- [Stated goal]: Are you able to retype all the records below exactly?

───── Entries ─────

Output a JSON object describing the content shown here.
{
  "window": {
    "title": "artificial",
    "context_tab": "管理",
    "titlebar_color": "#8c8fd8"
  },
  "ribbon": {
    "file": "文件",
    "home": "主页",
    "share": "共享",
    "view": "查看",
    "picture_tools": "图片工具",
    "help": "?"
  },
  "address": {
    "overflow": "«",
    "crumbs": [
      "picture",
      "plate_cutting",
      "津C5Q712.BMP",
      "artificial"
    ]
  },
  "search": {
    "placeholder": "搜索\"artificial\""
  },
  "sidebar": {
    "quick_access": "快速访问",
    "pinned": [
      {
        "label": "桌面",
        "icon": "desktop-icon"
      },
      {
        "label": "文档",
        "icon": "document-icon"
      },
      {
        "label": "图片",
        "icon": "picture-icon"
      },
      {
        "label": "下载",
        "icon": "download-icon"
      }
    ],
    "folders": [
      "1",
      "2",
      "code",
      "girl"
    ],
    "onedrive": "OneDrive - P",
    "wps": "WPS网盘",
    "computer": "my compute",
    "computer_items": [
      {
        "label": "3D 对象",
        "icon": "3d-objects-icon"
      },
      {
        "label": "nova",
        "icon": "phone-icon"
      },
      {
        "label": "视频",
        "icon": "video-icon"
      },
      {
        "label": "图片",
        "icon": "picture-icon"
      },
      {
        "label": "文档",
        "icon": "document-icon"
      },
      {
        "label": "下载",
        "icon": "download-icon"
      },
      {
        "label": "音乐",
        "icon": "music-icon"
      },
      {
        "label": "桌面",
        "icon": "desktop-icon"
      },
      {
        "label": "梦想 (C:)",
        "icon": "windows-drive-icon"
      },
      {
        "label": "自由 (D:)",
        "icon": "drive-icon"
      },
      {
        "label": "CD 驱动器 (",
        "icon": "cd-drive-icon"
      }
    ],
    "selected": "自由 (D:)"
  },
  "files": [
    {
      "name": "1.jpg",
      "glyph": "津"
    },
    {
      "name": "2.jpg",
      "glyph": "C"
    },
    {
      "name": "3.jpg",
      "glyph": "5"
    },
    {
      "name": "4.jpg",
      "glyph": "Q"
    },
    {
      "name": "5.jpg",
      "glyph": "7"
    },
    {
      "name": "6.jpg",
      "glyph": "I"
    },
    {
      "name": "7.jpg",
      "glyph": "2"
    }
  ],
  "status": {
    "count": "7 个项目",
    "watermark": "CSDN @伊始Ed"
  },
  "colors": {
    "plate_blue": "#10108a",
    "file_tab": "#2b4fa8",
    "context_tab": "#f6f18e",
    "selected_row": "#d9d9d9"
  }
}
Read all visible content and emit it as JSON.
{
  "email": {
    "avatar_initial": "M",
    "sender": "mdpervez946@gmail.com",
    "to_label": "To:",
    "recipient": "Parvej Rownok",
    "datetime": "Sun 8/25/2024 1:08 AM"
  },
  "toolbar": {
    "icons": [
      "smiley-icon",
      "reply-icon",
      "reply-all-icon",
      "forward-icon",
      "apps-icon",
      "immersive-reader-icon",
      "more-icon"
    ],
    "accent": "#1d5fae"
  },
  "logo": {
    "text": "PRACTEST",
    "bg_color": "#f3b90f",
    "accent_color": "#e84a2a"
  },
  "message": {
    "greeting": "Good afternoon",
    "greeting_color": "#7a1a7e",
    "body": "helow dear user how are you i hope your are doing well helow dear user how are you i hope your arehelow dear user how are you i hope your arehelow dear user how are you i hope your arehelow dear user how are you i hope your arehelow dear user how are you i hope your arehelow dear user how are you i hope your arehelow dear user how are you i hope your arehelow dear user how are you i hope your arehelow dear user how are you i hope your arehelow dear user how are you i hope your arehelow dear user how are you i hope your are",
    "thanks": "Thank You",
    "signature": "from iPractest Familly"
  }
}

─────

- [Answer to this problem]:
Output a JSON object describing the content shown here.
{
  "window": {
    "title": "artificial",
    "context_tab": "管理",
    "titlebar_color": "#8c8fd8"
  },
  "ribbon": {
    "file": "文件",
    "home": "主页",
    "share": "共享",
    "view": "查看",
    "picture_tools": "图片工具",
    "help": "?"
  },
  "address": {
    "overflow": "«",
    "crumbs": [
      "picture",
      "plate_cutting",
      "津C5Q712.BMP",
      "artificial"
    ]
  },
  "search": {
    "placeholder": "搜索\"artificial\""
  },
  "sidebar": {
    "quick_access": "快速访问",
    "pinned": [
      {
        "label": "桌面",
        "icon": "desktop-icon"
      },
      {
        "label": "文档",
        "icon": "document-icon"
      },
      {
        "label": "图片",
        "icon": "picture-icon"
      },
      {
        "label": "下载",
        "icon": "download-icon"
      }
    ],
    "folders": [
      "1",
      "2",
      "code",
      "girl"
    ],
    "onedrive": "OneDrive - P",
    "wps": "WPS网盘",
    "computer": "my compute",
    "computer_items": [
      {
        "label": "3D 对象",
        "icon": "3d-objects-icon"
      },
      {
        "label": "nova",
        "icon": "phone-icon"
      },
      {
        "label": "视频",
        "icon": "video-icon"
      },
      {
        "label": "图片",
        "icon": "picture-icon"
      },
      {
        "label": "文档",
        "icon": "document-icon"
      },
      {
        "label": "下载",
        "icon": "download-icon"
      },
      {
        "label": "音乐",
        "icon": "music-icon"
      },
      {
        "label": "桌面",
        "icon": "desktop-icon"
      },
      {
        "label": "梦想 (C:)",
        "icon": "windows-drive-icon"
      },
      {
        "label": "自由 (D:)",
        "icon": "drive-icon"
      },
      {
        "label": "CD 驱动器 (",
        "icon": "cd-drive-icon"
      }
    ],
    "selected": "自由 (D:)"
  },
  "files": [
    {
      "name": "1.jpg",
      "glyph": "津"
    },
    {
      "name": "2.jpg",
      "glyph": "C"
    },
    {
      "name": "3.jpg",
      "glyph": "5"
    },
    {
      "name": "4.jpg",
      "glyph": "Q"
    },
    {
      "name": "5.jpg",
      "glyph": "7"
    },
    {
      "name": "6.jpg",
      "glyph": "I"
    },
    {
      "name": "7.jpg",
      "glyph": "2"
    }
  ],
  "status": {
    "count": "7 个项目",
    "watermark": "CSDN @伊始Ed"
  },
  "colors": {
    "plate_blue": "#10108a",
    "file_tab": "#2b4fa8",
    "context_tab": "#f6f18e",
    "selected_row": "#d9d9d9"
  }
}
Read all visible content and emit it as JSON.
{
  "email": {
    "avatar_initial": "M",
    "sender": "mdpervez946@gmail.com",
    "to_label": "To:",
    "recipient": "Parvej Rownok",
    "datetime": "Sun 8/25/2024 1:08 AM"
  },
  "toolbar": {
    "icons": [
      "smiley-icon",
      "reply-icon",
      "reply-all-icon",
      "forward-icon",
      "apps-icon",
      "immersive-reader-icon",
      "more-icon"
    ],
    "accent": "#1d5fae"
  },
  "logo": {
    "text": "PRACTEST",
    "bg_color": "#f3b90f",
    "accent_color": "#e84a2a"
  },
  "message": {
    "greeting": "Good afternoon",
    "greeting_color": "#7a1a7e",
    "body": "helow dear user how are you i hope your are doing well helow dear user how are you i hope your arehelow dear user how are you i hope your arehelow dear user how are you i hope your arehelow dear user how are you i hope your arehelow dear user how are you i hope your arehelow dear user how are you i hope your arehelow dear user how are you i hope your arehelow dear user how are you i hope your arehelow dear user how are you i hope your arehelow dear user how are you i hope your arehelow dear user how are you i hope your are",
    "thanks": "Thank You",
    "signature": "from iPractest Familly"
  }
}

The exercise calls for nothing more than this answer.